▶ [Stated task]:
Copy the data exactly; pictures stay out of the copy.

Figure content listings
+ + + +
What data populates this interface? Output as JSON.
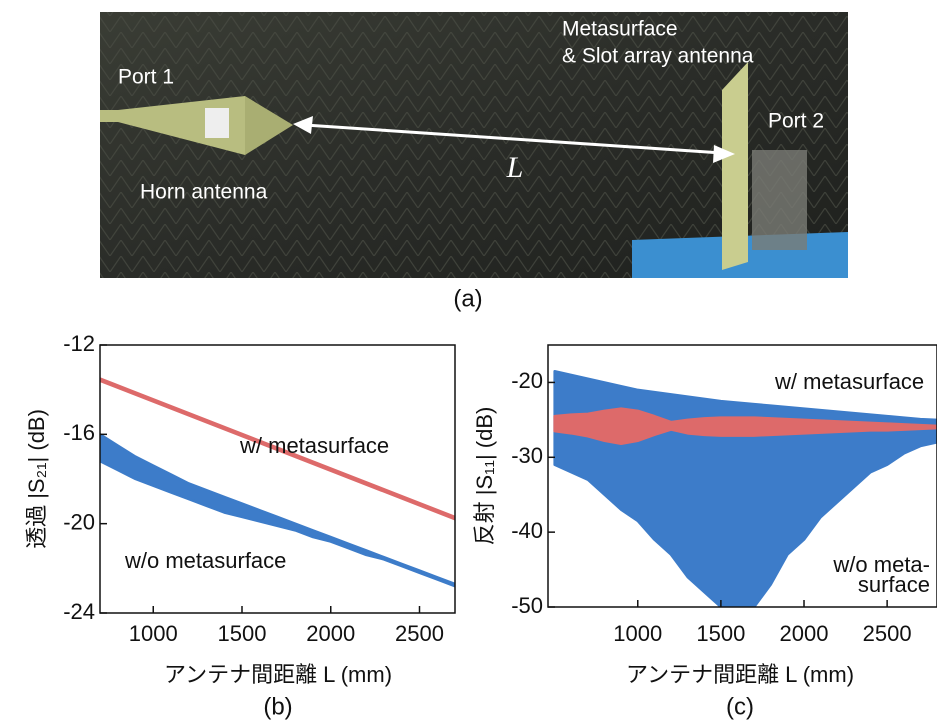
{
  "photo": {
    "labels": [
      "Port 1",
      "Horn antenna",
      "Metasurface",
      "& Slot array antenna",
      "Port 2",
      "L"
    ],
    "panel_label": "(a)"
  },
  "chart_data": [
    {
      "type": "band",
      "panel_label": "(b)",
      "xlabel": "アンテナ間距離 L (mm)",
      "ylabel": "透過 |S₂₁| (dB)",
      "xlim": [
        700,
        2700
      ],
      "xticks": [
        1000,
        1500,
        2000,
        2500
      ],
      "ylim": [
        -24,
        -12
      ],
      "yticks": [
        -24,
        -20,
        -16,
        -12
      ],
      "series": [
        {
          "name": "w/o metasurface",
          "color": "#3d7cc9",
          "x": [
            700,
            800,
            900,
            1000,
            1100,
            1200,
            1300,
            1400,
            1500,
            1600,
            1700,
            1800,
            1900,
            2000,
            2100,
            2200,
            2300,
            2400,
            2500,
            2600,
            2700
          ],
          "values": [
            -16.0,
            -16.5,
            -17.0,
            -17.4,
            -17.8,
            -18.2,
            -18.5,
            -18.8,
            -19.1,
            -19.4,
            -19.7,
            -20.0,
            -20.3,
            -20.6,
            -20.9,
            -21.2,
            -21.5,
            -21.8,
            -22.1,
            -22.4,
            -22.7
          ],
          "low": [
            -17.2,
            -17.6,
            -18.0,
            -18.3,
            -18.6,
            -18.9,
            -19.2,
            -19.5,
            -19.7,
            -19.9,
            -20.1,
            -20.3,
            -20.6,
            -20.8,
            -21.1,
            -21.4,
            -21.6,
            -21.9,
            -22.2,
            -22.5,
            -22.8
          ]
        },
        {
          "name": "w/ metasurface",
          "color": "#dd6a6a",
          "x": [
            700,
            2700
          ],
          "values": [
            -13.5,
            -19.7
          ],
          "low": [
            -13.6,
            -19.8
          ]
        }
      ]
    },
    {
      "type": "band",
      "panel_label": "(c)",
      "xlabel": "アンテナ間距離 L (mm)",
      "ylabel": "反射 |S₁₁| (dB)",
      "xlim": [
        460,
        2800
      ],
      "xticks": [
        1000,
        1500,
        2000,
        2500
      ],
      "ylim": [
        -50,
        -15
      ],
      "yticks": [
        -50,
        -40,
        -30,
        -20
      ],
      "series": [
        {
          "name_lines": [
            "w/o meta-",
            "surface"
          ],
          "color": "#3d7cc9",
          "x": [
            500,
            600,
            700,
            800,
            900,
            1000,
            1100,
            1200,
            1300,
            1400,
            1500,
            1600,
            1700,
            1800,
            1900,
            2000,
            2100,
            2200,
            2300,
            2400,
            2500,
            2600,
            2700,
            2800
          ],
          "values": [
            -18.5,
            -19,
            -19.5,
            -20,
            -20.5,
            -21,
            -21.3,
            -21.6,
            -21.9,
            -22.2,
            -22.5,
            -22.7,
            -22.9,
            -23.1,
            -23.3,
            -23.5,
            -23.7,
            -23.9,
            -24.1,
            -24.3,
            -24.5,
            -24.7,
            -24.9,
            -25
          ],
          "low": [
            -31,
            -32,
            -33,
            -35,
            -37,
            -38.5,
            -41,
            -43,
            -46,
            -48,
            -50,
            -50,
            -50,
            -47,
            -43,
            -41,
            -38,
            -36,
            -34,
            -32,
            -31,
            -29.5,
            -28.5,
            -28
          ]
        },
        {
          "name": "w/ metasurface",
          "color": "#dd6a6a",
          "x": [
            500,
            600,
            700,
            800,
            900,
            1000,
            1100,
            1200,
            1300,
            1400,
            1500,
            1600,
            1700,
            1800,
            1900,
            2000,
            2100,
            2200,
            2300,
            2400,
            2500,
            2600,
            2700,
            2800
          ],
          "values": [
            -24.5,
            -24.3,
            -24.2,
            -23.8,
            -23.5,
            -23.8,
            -24.5,
            -25.3,
            -25,
            -24.8,
            -24.7,
            -24.7,
            -24.7,
            -24.8,
            -24.9,
            -25,
            -25.1,
            -25.2,
            -25.3,
            -25.4,
            -25.5,
            -25.6,
            -25.7,
            -25.8
          ],
          "low": [
            -26.5,
            -26.8,
            -27.2,
            -27.8,
            -28.2,
            -27.8,
            -27,
            -26.3,
            -26.8,
            -27,
            -27.1,
            -27.1,
            -27.1,
            -27,
            -26.9,
            -26.8,
            -26.7,
            -26.6,
            -26.5,
            -26.4,
            -26.4,
            -26.3,
            -26.2,
            -26.1
          ]
        }
      ]
    }
  ]
}
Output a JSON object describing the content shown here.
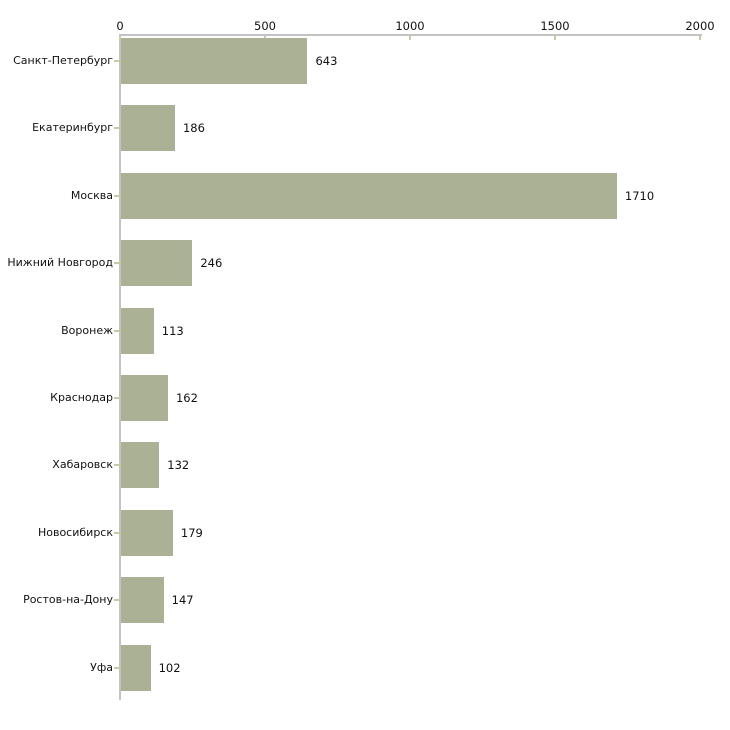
{
  "chart_data": {
    "type": "bar",
    "orientation": "horizontal",
    "title": "",
    "xlabel": "",
    "ylabel": "",
    "categories": [
      "Санкт-Петербург",
      "Екатеринбург",
      "Москва",
      "Нижний Новгород",
      "Воронеж",
      "Краснодар",
      "Хабаровск",
      "Новосибирск",
      "Ростов-на-Дону",
      "Уфа"
    ],
    "values": [
      643,
      186,
      1710,
      246,
      113,
      162,
      132,
      179,
      147,
      102
    ],
    "value_labels": [
      "643",
      "186",
      "1710",
      "246",
      "113",
      "162",
      "132",
      "179",
      "147",
      "102"
    ],
    "xlim": [
      0,
      2000
    ],
    "x_ticks": [
      0,
      500,
      1000,
      1500,
      2000
    ],
    "x_tick_labels": [
      "0",
      "500",
      "1000",
      "1500",
      "2000"
    ],
    "axis_position": "top",
    "grid": false,
    "legend": null,
    "colors": {
      "bar": "#abb194",
      "axis": "#c3c3c3",
      "tick": "#c6cba6",
      "text": "#111111",
      "background": "#ffffff"
    }
  }
}
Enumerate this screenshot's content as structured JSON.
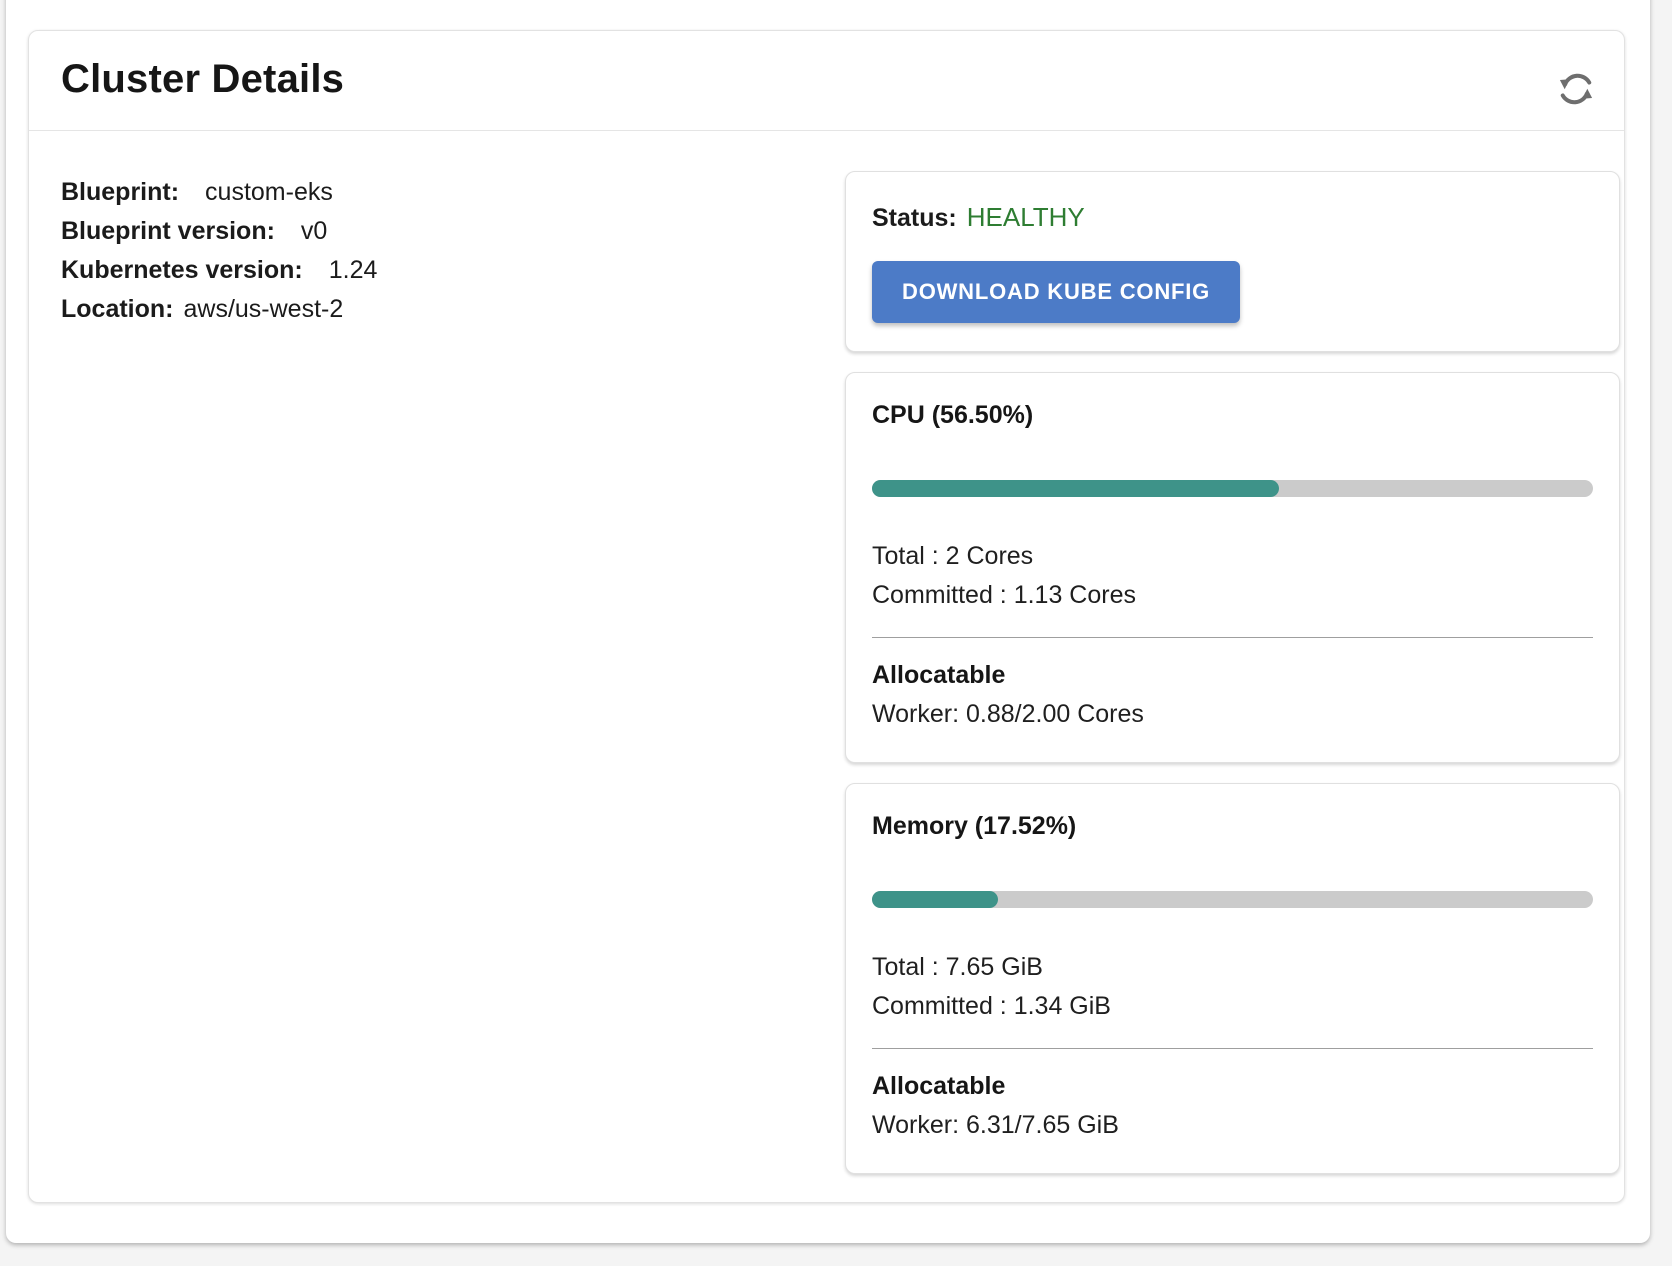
{
  "panel": {
    "title": "Cluster Details"
  },
  "details": {
    "rows": [
      {
        "label": "Blueprint:",
        "value": "custom-eks"
      },
      {
        "label": "Blueprint version:",
        "value": "v0"
      },
      {
        "label": "Kubernetes version:",
        "value": "1.24"
      },
      {
        "label": "Location:",
        "value": "aws/us-west-2"
      }
    ]
  },
  "status": {
    "label": "Status:",
    "value": "HEALTHY",
    "download_button": "DOWNLOAD KUBE CONFIG"
  },
  "cpu": {
    "title": "CPU (56.50%)",
    "percent": 56.5,
    "total_label": "Total : 2 Cores",
    "committed_label": "Committed : 1.13 Cores",
    "allocatable_heading": "Allocatable",
    "worker_label": "Worker: 0.88/2.00 Cores"
  },
  "memory": {
    "title": "Memory (17.52%)",
    "percent": 17.52,
    "total_label": "Total : 7.65 GiB",
    "committed_label": "Committed : 1.34 GiB",
    "allocatable_heading": "Allocatable",
    "worker_label": "Worker: 6.31/7.65 GiB"
  },
  "icons": {
    "refresh": "sync-refresh-icon"
  },
  "colors": {
    "progress_fill": "#3e9389",
    "progress_track": "#cbcbcb",
    "button_blue": "#4c7bc7",
    "healthy_green": "#2e7d32",
    "icon_gray": "#6e6e6e"
  }
}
+ + + +
▶ [The solution]:
What data populates this interface? Output as JSON.
{
  "photo": {
    "labels": [
      "Port 1",
      "Horn antenna",
      "Metasurface",
      "& Slot array antenna",
      "Port 2",
      "L"
    ],
    "panel_label": "(a)"
  },
  "chart_data": [
    {
      "type": "band",
      "panel_label": "(b)",
      "xlabel": "アンテナ間距離 L (mm)",
      "ylabel": "透過 |S₂₁| (dB)",
      "xlim": [
        700,
        2700
      ],
      "xticks": [
        1000,
        1500,
        2000,
        2500
      ],
      "ylim": [
        -24,
        -12
      ],
      "yticks": [
        -24,
        -20,
        -16,
        -12
      ],
      "series": [
        {
          "name": "w/o metasurface",
          "color": "#3d7cc9",
          "x": [
            700,
            800,
            900,
            1000,
            1100,
            1200,
            1300,
            1400,
            1500,
            1600,
            1700,
            1800,
            1900,
            2000,
            2100,
            2200,
            2300,
            2400,
            2500,
            2600,
            2700
          ],
          "values": [
            -16.0,
            -16.5,
            -17.0,
            -17.4,
            -17.8,
            -18.2,
            -18.5,
            -18.8,
            -19.1,
            -19.4,
            -19.7,
            -20.0,
            -20.3,
            -20.6,
            -20.9,
            -21.2,
            -21.5,
            -21.8,
            -22.1,
            -22.4,
            -22.7
          ],
          "low": [
            -17.2,
            -17.6,
            -18.0,
            -18.3,
            -18.6,
            -18.9,
            -19.2,
            -19.5,
            -19.7,
            -19.9,
            -20.1,
            -20.3,
            -20.6,
            -20.8,
            -21.1,
            -21.4,
            -21.6,
            -21.9,
            -22.2,
            -22.5,
            -22.8
          ]
        },
        {
          "name": "w/ metasurface",
          "color": "#dd6a6a",
          "x": [
            700,
            2700
          ],
          "values": [
            -13.5,
            -19.7
          ],
          "low": [
            -13.6,
            -19.8
          ]
        }
      ]
    },
    {
      "type": "band",
      "panel_label": "(c)",
      "xlabel": "アンテナ間距離 L (mm)",
      "ylabel": "反射 |S₁₁| (dB)",
      "xlim": [
        460,
        2800
      ],
      "xticks": [
        1000,
        1500,
        2000,
        2500
      ],
      "ylim": [
        -50,
        -15
      ],
      "yticks": [
        -50,
        -40,
        -30,
        -20
      ],
      "series": [
        {
          "name_lines": [
            "w/o meta-",
            "surface"
          ],
          "color": "#3d7cc9",
          "x": [
            500,
            600,
            700,
            800,
            900,
            1000,
            1100,
            1200,
            1300,
            1400,
            1500,
            1600,
            1700,
            1800,
            1900,
            2000,
            2100,
            2200,
            2300,
            2400,
            2500,
            2600,
            2700,
            2800
          ],
          "values": [
            -18.5,
            -19,
            -19.5,
            -20,
            -20.5,
            -21,
            -21.3,
            -21.6,
            -21.9,
            -22.2,
            -22.5,
            -22.7,
            -22.9,
            -23.1,
            -23.3,
            -23.5,
            -23.7,
            -23.9,
            -24.1,
            -24.3,
            -24.5,
            -24.7,
            -24.9,
            -25
          ],
          "low": [
            -31,
            -32,
            -33,
            -35,
            -37,
            -38.5,
            -41,
            -43,
            -46,
            -48,
            -50,
            -50,
            -50,
            -47,
            -43,
            -41,
            -38,
            -36,
            -34,
            -32,
            -31,
            -29.5,
            -28.5,
            -28
          ]
        },
        {
          "name": "w/ metasurface",
          "color": "#dd6a6a",
          "x": [
            500,
            600,
            700,
            800,
            900,
            1000,
            1100,
            1200,
            1300,
            1400,
            1500,
            1600,
            1700,
            1800,
            1900,
            2000,
            2100,
            2200,
            2300,
            2400,
            2500,
            2600,
            2700,
            2800
          ],
          "values": [
            -24.5,
            -24.3,
            -24.2,
            -23.8,
            -23.5,
            -23.8,
            -24.5,
            -25.3,
            -25,
            -24.8,
            -24.7,
            -24.7,
            -24.7,
            -24.8,
            -24.9,
            -25,
            -25.1,
            -25.2,
            -25.3,
            -25.4,
            -25.5,
            -25.6,
            -25.7,
            -25.8
          ],
          "low": [
            -26.5,
            -26.8,
            -27.2,
            -27.8,
            -28.2,
            -27.8,
            -27,
            -26.3,
            -26.8,
            -27,
            -27.1,
            -27.1,
            -27.1,
            -27,
            -26.9,
            -26.8,
            -26.7,
            -26.6,
            -26.5,
            -26.4,
            -26.4,
            -26.3,
            -26.2,
            -26.1
          ]
        }
      ]
    }
  ]
}
Output a JSON object describing the content shown here.
{
  "chart_data": {
    "type": "bar",
    "orientation": "horizontal",
    "title": "",
    "xlabel": "",
    "ylabel": "",
    "categories": [
      "Санкт-Петербург",
      "Екатеринбург",
      "Москва",
      "Нижний Новгород",
      "Воронеж",
      "Краснодар",
      "Хабаровск",
      "Новосибирск",
      "Ростов-на-Дону",
      "Уфа"
    ],
    "values": [
      643,
      186,
      1710,
      246,
      113,
      162,
      132,
      179,
      147,
      102
    ],
    "value_labels": [
      "643",
      "186",
      "1710",
      "246",
      "113",
      "162",
      "132",
      "179",
      "147",
      "102"
    ],
    "xlim": [
      0,
      2000
    ],
    "x_ticks": [
      0,
      500,
      1000,
      1500,
      2000
    ],
    "x_tick_labels": [
      "0",
      "500",
      "1000",
      "1500",
      "2000"
    ],
    "axis_position": "top",
    "grid": false,
    "legend": null,
    "colors": {
      "bar": "#abb194",
      "axis": "#c3c3c3",
      "tick": "#c6cba6",
      "text": "#111111",
      "background": "#ffffff"
    }
  }
}
Enumerate this screenshot's content as structured JSON.
{
  "panel": {
    "title": "Cluster Details"
  },
  "details": {
    "rows": [
      {
        "label": "Blueprint:",
        "value": "custom-eks"
      },
      {
        "label": "Blueprint version:",
        "value": "v0"
      },
      {
        "label": "Kubernetes version:",
        "value": "1.24"
      },
      {
        "label": "Location:",
        "value": "aws/us-west-2"
      }
    ]
  },
  "status": {
    "label": "Status:",
    "value": "HEALTHY",
    "download_button": "DOWNLOAD KUBE CONFIG"
  },
  "cpu": {
    "title": "CPU (56.50%)",
    "percent": 56.5,
    "total_label": "Total : 2 Cores",
    "committed_label": "Committed : 1.13 Cores",
    "allocatable_heading": "Allocatable",
    "worker_label": "Worker: 0.88/2.00 Cores"
  },
  "memory": {
    "title": "Memory (17.52%)",
    "percent": 17.52,
    "total_label": "Total : 7.65 GiB",
    "committed_label": "Committed : 1.34 GiB",
    "allocatable_heading": "Allocatable",
    "worker_label": "Worker: 6.31/7.65 GiB"
  },
  "icons": {
    "refresh": "sync-refresh-icon"
  },
  "colors": {
    "progress_fill": "#3e9389",
    "progress_track": "#cbcbcb",
    "button_blue": "#4c7bc7",
    "healthy_green": "#2e7d32",
    "icon_gray": "#6e6e6e"
  }
}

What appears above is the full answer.